> Written exercise
Your task is to quote the material that follows, in full and exactly.

> Source data
[BEGIN]
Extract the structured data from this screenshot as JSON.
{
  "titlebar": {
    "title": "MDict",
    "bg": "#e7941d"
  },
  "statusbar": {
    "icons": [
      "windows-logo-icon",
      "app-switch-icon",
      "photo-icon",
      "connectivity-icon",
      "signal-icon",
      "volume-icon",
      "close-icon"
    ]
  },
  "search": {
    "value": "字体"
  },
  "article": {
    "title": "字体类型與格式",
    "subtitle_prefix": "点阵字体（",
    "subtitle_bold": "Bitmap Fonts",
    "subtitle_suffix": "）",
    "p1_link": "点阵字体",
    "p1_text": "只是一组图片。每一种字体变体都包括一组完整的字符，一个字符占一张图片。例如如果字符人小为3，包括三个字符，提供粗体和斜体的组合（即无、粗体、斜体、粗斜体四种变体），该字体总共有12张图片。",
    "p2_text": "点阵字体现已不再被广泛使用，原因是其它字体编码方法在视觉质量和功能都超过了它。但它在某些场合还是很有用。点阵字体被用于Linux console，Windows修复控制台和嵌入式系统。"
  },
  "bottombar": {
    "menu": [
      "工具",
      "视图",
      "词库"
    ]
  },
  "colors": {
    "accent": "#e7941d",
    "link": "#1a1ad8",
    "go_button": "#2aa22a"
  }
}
[END]
> Output
Extract the structured data from this screenshot as JSON.
{
  "titlebar": {
    "title": "MDict",
    "bg": "#e7941d"
  },
  "statusbar": {
    "icons": [
      "windows-logo-icon",
      "app-switch-icon",
      "photo-icon",
      "connectivity-icon",
      "signal-icon",
      "volume-icon",
      "close-icon"
    ]
  },
  "search": {
    "value": "字体"
  },
  "article": {
    "title": "字体类型與格式",
    "subtitle_prefix": "点阵字体（",
    "subtitle_bold": "Bitmap Fonts",
    "subtitle_suffix": "）",
    "p1_link": "点阵字体",
    "p1_text": "只是一组图片。每一种字体变体都包括一组完整的字符，一个字符占一张图片。例如如果字符人小为3，包括三个字符，提供粗体和斜体的组合（即无、粗体、斜体、粗斜体四种变体），该字体总共有12张图片。",
    "p2_text": "点阵字体现已不再被广泛使用，原因是其它字体编码方法在视觉质量和功能都超过了它。但它在某些场合还是很有用。点阵字体被用于Linux console，Windows修复控制台和嵌入式系统。"
  },
  "bottombar": {
    "menu": [
      "工具",
      "视图",
      "词库"
    ]
  },
  "colors": {
    "accent": "#e7941d",
    "link": "#1a1ad8",
    "go_button": "#2aa22a"
  }
}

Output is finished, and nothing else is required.